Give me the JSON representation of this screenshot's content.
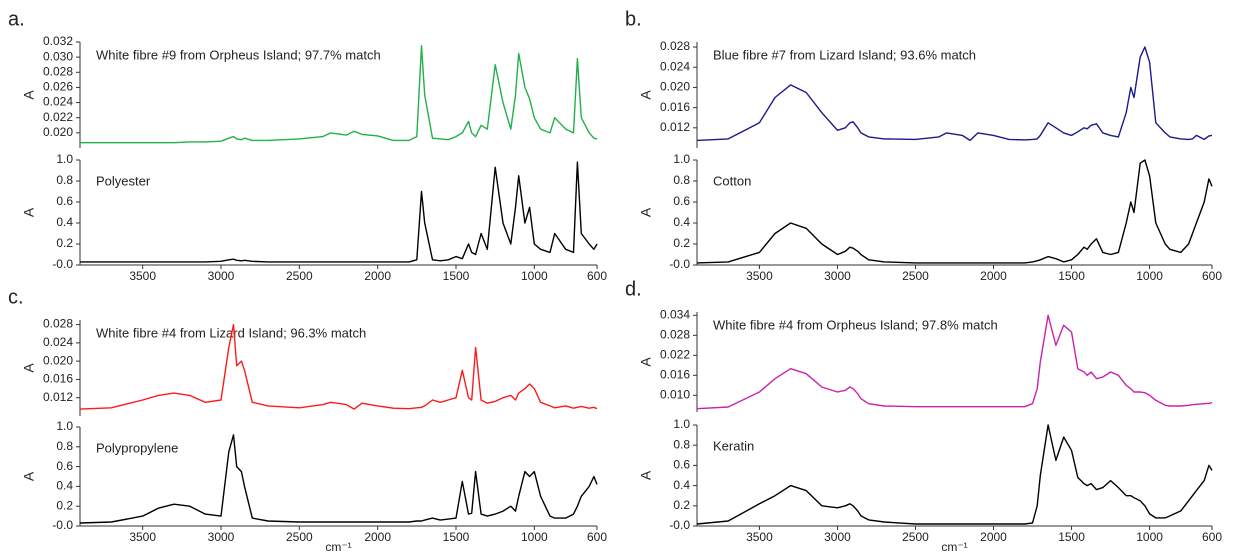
{
  "chart_data": [
    {
      "type": "line",
      "panel_label": "a.",
      "annotation": "White fibre #9 from Orpheus Island; 97.7% match",
      "ylabel": "A",
      "x": [
        3900,
        3700,
        3500,
        3400,
        3300,
        3200,
        3100,
        3000,
        2950,
        2920,
        2900,
        2870,
        2850,
        2800,
        2700,
        2500,
        2350,
        2300,
        2200,
        2150,
        2100,
        2000,
        1900,
        1800,
        1750,
        1720,
        1700,
        1650,
        1600,
        1550,
        1500,
        1460,
        1420,
        1400,
        1375,
        1340,
        1300,
        1250,
        1200,
        1150,
        1120,
        1100,
        1060,
        1030,
        1000,
        960,
        900,
        870,
        800,
        750,
        725,
        700,
        650,
        620,
        600
      ],
      "series": [
        {
          "color": "#22b04b",
          "values": [
            0.0187,
            0.0187,
            0.0187,
            0.0187,
            0.0187,
            0.0188,
            0.0188,
            0.0189,
            0.0193,
            0.0195,
            0.0192,
            0.0191,
            0.0193,
            0.019,
            0.019,
            0.0192,
            0.0195,
            0.02,
            0.0197,
            0.0202,
            0.0198,
            0.0196,
            0.019,
            0.019,
            0.0195,
            0.0315,
            0.025,
            0.0193,
            0.0192,
            0.0191,
            0.0195,
            0.02,
            0.0215,
            0.02,
            0.0195,
            0.021,
            0.0205,
            0.029,
            0.024,
            0.0205,
            0.025,
            0.0305,
            0.026,
            0.0245,
            0.022,
            0.0205,
            0.02,
            0.022,
            0.0205,
            0.02,
            0.0298,
            0.022,
            0.02,
            0.0193,
            0.0192
          ]
        }
      ],
      "xlim": [
        3900,
        600
      ],
      "ylim": [
        0.018,
        0.032
      ],
      "yticks": [
        {
          "value": 0.02,
          "label": "0.020"
        },
        0.022,
        0.024,
        0.026,
        0.028,
        {
          "value": 0.03,
          "label": "0.030"
        },
        0.032
      ]
    },
    {
      "type": "line",
      "annotation": "Polyester",
      "ylabel": "A",
      "x": [
        3900,
        3700,
        3500,
        3400,
        3300,
        3200,
        3100,
        3000,
        2950,
        2920,
        2900,
        2870,
        2850,
        2800,
        2700,
        2500,
        2350,
        2300,
        2200,
        2150,
        2100,
        2000,
        1900,
        1800,
        1750,
        1720,
        1700,
        1650,
        1600,
        1550,
        1500,
        1460,
        1420,
        1400,
        1375,
        1340,
        1300,
        1250,
        1200,
        1150,
        1120,
        1100,
        1060,
        1030,
        1000,
        960,
        900,
        870,
        800,
        750,
        725,
        700,
        650,
        620,
        600
      ],
      "series": [
        {
          "color": "#000000",
          "values": [
            0.03,
            0.03,
            0.03,
            0.03,
            0.03,
            0.03,
            0.03,
            0.035,
            0.05,
            0.055,
            0.045,
            0.04,
            0.045,
            0.035,
            0.03,
            0.03,
            0.03,
            0.03,
            0.03,
            0.03,
            0.03,
            0.03,
            0.03,
            0.03,
            0.05,
            0.7,
            0.4,
            0.05,
            0.04,
            0.05,
            0.08,
            0.06,
            0.2,
            0.12,
            0.1,
            0.3,
            0.15,
            0.93,
            0.4,
            0.2,
            0.55,
            0.85,
            0.4,
            0.55,
            0.2,
            0.15,
            0.12,
            0.3,
            0.15,
            0.12,
            0.98,
            0.3,
            0.2,
            0.15,
            0.2
          ]
        }
      ],
      "xlim": [
        3900,
        600
      ],
      "ylim": [
        0,
        1
      ],
      "yticks": [
        {
          "value": 0,
          "label": "-0.0"
        },
        0.2,
        0.4,
        0.6,
        0.8,
        {
          "value": 1,
          "label": "1.0"
        }
      ],
      "xticks": [
        3500,
        3000,
        2500,
        2000,
        1500,
        1000,
        600
      ]
    },
    {
      "type": "line",
      "panel_label": "b.",
      "annotation": "Blue fibre #7 from Lizard Island; 93.6% match",
      "ylabel": "A",
      "x": [
        3900,
        3700,
        3500,
        3400,
        3300,
        3200,
        3100,
        3000,
        2950,
        2920,
        2900,
        2870,
        2850,
        2800,
        2700,
        2500,
        2350,
        2300,
        2200,
        2150,
        2100,
        2000,
        1900,
        1800,
        1750,
        1720,
        1700,
        1650,
        1600,
        1550,
        1500,
        1460,
        1420,
        1400,
        1375,
        1340,
        1300,
        1250,
        1200,
        1150,
        1120,
        1100,
        1060,
        1030,
        1000,
        960,
        900,
        870,
        800,
        750,
        725,
        700,
        650,
        620,
        600
      ],
      "series": [
        {
          "color": "#1a1a8c",
          "values": [
            0.0095,
            0.0098,
            0.013,
            0.018,
            0.0205,
            0.019,
            0.015,
            0.0115,
            0.012,
            0.013,
            0.0132,
            0.012,
            0.011,
            0.0102,
            0.0098,
            0.0097,
            0.0102,
            0.011,
            0.0105,
            0.0095,
            0.011,
            0.0105,
            0.0097,
            0.0096,
            0.0097,
            0.0098,
            0.0105,
            0.013,
            0.012,
            0.011,
            0.0105,
            0.0112,
            0.012,
            0.0118,
            0.0125,
            0.0128,
            0.011,
            0.0105,
            0.0102,
            0.015,
            0.02,
            0.018,
            0.026,
            0.028,
            0.025,
            0.013,
            0.011,
            0.0102,
            0.0098,
            0.0097,
            0.0098,
            0.0105,
            0.0097,
            0.0104,
            0.0105
          ]
        }
      ],
      "xlim": [
        3900,
        600
      ],
      "ylim": [
        0.008,
        0.029
      ],
      "yticks": [
        0.012,
        0.016,
        {
          "value": 0.02,
          "label": "0.020"
        },
        0.024,
        0.028
      ]
    },
    {
      "type": "line",
      "annotation": "Cotton",
      "ylabel": "A",
      "x": [
        3900,
        3700,
        3500,
        3400,
        3300,
        3200,
        3100,
        3000,
        2950,
        2920,
        2900,
        2870,
        2850,
        2800,
        2700,
        2500,
        2350,
        2300,
        2200,
        2150,
        2100,
        2000,
        1900,
        1800,
        1750,
        1720,
        1700,
        1650,
        1600,
        1550,
        1500,
        1460,
        1420,
        1400,
        1375,
        1340,
        1300,
        1250,
        1200,
        1150,
        1120,
        1100,
        1060,
        1030,
        1000,
        960,
        900,
        870,
        800,
        750,
        725,
        700,
        650,
        620,
        600
      ],
      "series": [
        {
          "color": "#000000",
          "values": [
            0.02,
            0.03,
            0.12,
            0.3,
            0.4,
            0.35,
            0.2,
            0.1,
            0.13,
            0.17,
            0.16,
            0.13,
            0.1,
            0.05,
            0.03,
            0.02,
            0.02,
            0.02,
            0.02,
            0.02,
            0.02,
            0.02,
            0.02,
            0.02,
            0.03,
            0.04,
            0.05,
            0.08,
            0.06,
            0.03,
            0.05,
            0.1,
            0.17,
            0.15,
            0.2,
            0.25,
            0.12,
            0.1,
            0.12,
            0.4,
            0.6,
            0.5,
            0.97,
            1.0,
            0.85,
            0.4,
            0.2,
            0.15,
            0.12,
            0.2,
            0.3,
            0.4,
            0.6,
            0.82,
            0.75
          ]
        }
      ],
      "xlim": [
        3900,
        600
      ],
      "ylim": [
        0,
        1
      ],
      "yticks": [
        {
          "value": 0,
          "label": "-0.0"
        },
        0.2,
        0.4,
        0.6,
        0.8,
        {
          "value": 1,
          "label": "1.0"
        }
      ],
      "xticks": [
        3500,
        3000,
        2500,
        2000,
        1500,
        1000,
        600
      ]
    },
    {
      "type": "line",
      "panel_label": "c.",
      "annotation": "White fibre #4 from Lizard Island; 96.3% match",
      "ylabel": "A",
      "x": [
        3900,
        3700,
        3500,
        3400,
        3300,
        3200,
        3100,
        3000,
        2950,
        2920,
        2900,
        2870,
        2850,
        2800,
        2700,
        2500,
        2350,
        2300,
        2200,
        2150,
        2100,
        2000,
        1900,
        1800,
        1750,
        1720,
        1700,
        1650,
        1600,
        1550,
        1500,
        1460,
        1420,
        1400,
        1375,
        1340,
        1300,
        1250,
        1200,
        1150,
        1120,
        1100,
        1060,
        1030,
        1000,
        960,
        900,
        870,
        800,
        750,
        725,
        700,
        650,
        620,
        600
      ],
      "series": [
        {
          "color": "#ff1a1a",
          "values": [
            0.0095,
            0.0098,
            0.0115,
            0.0125,
            0.013,
            0.0125,
            0.011,
            0.0115,
            0.023,
            0.028,
            0.019,
            0.02,
            0.018,
            0.011,
            0.0102,
            0.0098,
            0.0105,
            0.011,
            0.0105,
            0.0095,
            0.0108,
            0.0102,
            0.0097,
            0.0096,
            0.0098,
            0.0099,
            0.0102,
            0.0115,
            0.011,
            0.0115,
            0.012,
            0.018,
            0.012,
            0.0115,
            0.023,
            0.0115,
            0.0108,
            0.0112,
            0.012,
            0.0125,
            0.0115,
            0.013,
            0.014,
            0.015,
            0.014,
            0.011,
            0.0102,
            0.0098,
            0.0102,
            0.0097,
            0.0099,
            0.0101,
            0.0097,
            0.0099,
            0.0096
          ]
        }
      ],
      "xlim": [
        3900,
        600
      ],
      "ylim": [
        0.008,
        0.029
      ],
      "yticks": [
        0.012,
        0.016,
        {
          "value": 0.02,
          "label": "0.020"
        },
        0.024,
        0.028
      ]
    },
    {
      "type": "line",
      "annotation": "Polypropylene",
      "ylabel": "A",
      "xlabel": "cm⁻¹",
      "x": [
        3900,
        3700,
        3500,
        3400,
        3300,
        3200,
        3100,
        3000,
        2950,
        2920,
        2900,
        2870,
        2850,
        2800,
        2700,
        2500,
        2350,
        2300,
        2200,
        2150,
        2100,
        2000,
        1900,
        1800,
        1750,
        1720,
        1700,
        1650,
        1600,
        1550,
        1500,
        1460,
        1420,
        1400,
        1375,
        1340,
        1300,
        1250,
        1200,
        1150,
        1120,
        1100,
        1060,
        1030,
        1000,
        960,
        900,
        870,
        800,
        750,
        725,
        700,
        650,
        620,
        600
      ],
      "series": [
        {
          "color": "#000000",
          "values": [
            0.03,
            0.04,
            0.1,
            0.18,
            0.22,
            0.2,
            0.12,
            0.1,
            0.75,
            0.92,
            0.6,
            0.55,
            0.4,
            0.08,
            0.05,
            0.04,
            0.04,
            0.04,
            0.04,
            0.04,
            0.04,
            0.04,
            0.04,
            0.04,
            0.05,
            0.05,
            0.06,
            0.08,
            0.06,
            0.07,
            0.08,
            0.45,
            0.12,
            0.13,
            0.55,
            0.12,
            0.1,
            0.12,
            0.15,
            0.2,
            0.15,
            0.3,
            0.55,
            0.5,
            0.55,
            0.3,
            0.1,
            0.08,
            0.08,
            0.12,
            0.2,
            0.3,
            0.4,
            0.5,
            0.42
          ]
        }
      ],
      "xlim": [
        3900,
        600
      ],
      "ylim": [
        0,
        1
      ],
      "yticks": [
        {
          "value": 0,
          "label": "-0.0"
        },
        0.2,
        0.4,
        0.6,
        0.8,
        {
          "value": 1,
          "label": "1.0"
        }
      ],
      "xticks": [
        3500,
        3000,
        2500,
        2000,
        1500,
        1000,
        600
      ]
    },
    {
      "type": "line",
      "panel_label": "d.",
      "annotation": "White fibre #4 from Orpheus Island; 97.8% match",
      "ylabel": "A",
      "x": [
        3900,
        3700,
        3500,
        3400,
        3300,
        3200,
        3100,
        3000,
        2950,
        2920,
        2900,
        2870,
        2850,
        2800,
        2700,
        2500,
        2350,
        2300,
        2200,
        2150,
        2100,
        2000,
        1900,
        1800,
        1750,
        1720,
        1700,
        1650,
        1600,
        1550,
        1500,
        1460,
        1420,
        1400,
        1375,
        1340,
        1300,
        1250,
        1200,
        1150,
        1120,
        1100,
        1060,
        1030,
        1000,
        960,
        900,
        870,
        800,
        750,
        725,
        700,
        650,
        620,
        600
      ],
      "series": [
        {
          "color": "#cc22aa",
          "values": [
            0.006,
            0.0065,
            0.011,
            0.015,
            0.018,
            0.0165,
            0.0125,
            0.011,
            0.0115,
            0.0125,
            0.012,
            0.0105,
            0.009,
            0.0075,
            0.0068,
            0.0066,
            0.0066,
            0.0066,
            0.0066,
            0.0066,
            0.0066,
            0.0066,
            0.0066,
            0.0066,
            0.0075,
            0.012,
            0.02,
            0.034,
            0.025,
            0.031,
            0.029,
            0.018,
            0.017,
            0.016,
            0.017,
            0.015,
            0.0155,
            0.017,
            0.016,
            0.013,
            0.012,
            0.011,
            0.011,
            0.0108,
            0.01,
            0.0085,
            0.007,
            0.0068,
            0.0068,
            0.007,
            0.0072,
            0.0073,
            0.0075,
            0.0076,
            0.0078
          ]
        }
      ],
      "xlim": [
        3900,
        600
      ],
      "ylim": [
        0.005,
        0.035
      ],
      "yticks": [
        {
          "value": 0.01,
          "label": "0.010"
        },
        0.016,
        0.022,
        0.028,
        0.034
      ]
    },
    {
      "type": "line",
      "annotation": "Keratin",
      "ylabel": "A",
      "xlabel": "cm⁻¹",
      "x": [
        3900,
        3700,
        3500,
        3400,
        3300,
        3200,
        3100,
        3000,
        2950,
        2920,
        2900,
        2870,
        2850,
        2800,
        2700,
        2500,
        2350,
        2300,
        2200,
        2150,
        2100,
        2000,
        1900,
        1800,
        1750,
        1720,
        1700,
        1650,
        1600,
        1550,
        1500,
        1460,
        1420,
        1400,
        1375,
        1340,
        1300,
        1250,
        1200,
        1150,
        1120,
        1100,
        1060,
        1030,
        1000,
        960,
        900,
        870,
        800,
        750,
        725,
        700,
        650,
        620,
        600
      ],
      "series": [
        {
          "color": "#000000",
          "values": [
            0.02,
            0.05,
            0.22,
            0.3,
            0.4,
            0.35,
            0.2,
            0.18,
            0.2,
            0.22,
            0.2,
            0.15,
            0.1,
            0.06,
            0.04,
            0.02,
            0.02,
            0.02,
            0.02,
            0.02,
            0.02,
            0.02,
            0.02,
            0.02,
            0.03,
            0.2,
            0.5,
            1.0,
            0.65,
            0.88,
            0.75,
            0.48,
            0.42,
            0.4,
            0.42,
            0.36,
            0.38,
            0.45,
            0.38,
            0.3,
            0.3,
            0.28,
            0.25,
            0.2,
            0.12,
            0.08,
            0.08,
            0.1,
            0.15,
            0.25,
            0.3,
            0.35,
            0.45,
            0.6,
            0.55
          ]
        }
      ],
      "xlim": [
        3900,
        600
      ],
      "ylim": [
        0,
        1
      ],
      "yticks": [
        {
          "value": 0,
          "label": "-0.0"
        },
        0.2,
        0.4,
        0.6,
        0.8,
        {
          "value": 1,
          "label": "1.0"
        }
      ],
      "xticks": [
        3500,
        3000,
        2500,
        2000,
        1500,
        1000,
        600
      ]
    }
  ]
}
┄┄┄┄┄┄
__Task requirements__:
Locate the word "Island" in the entries, and copy every line where it is found.

__Exercise solution__:
      "annotation": "White fibre #9 from Orpheus Island; 97.7% match",
      "annotation": "Blue fibre #7 from Lizard Island; 93.6% match",
      "annotation": "White fibre #4 from Lizard Island; 96.3% match",
      "annotation": "White fibre #4 from Orpheus Island; 97.8% match",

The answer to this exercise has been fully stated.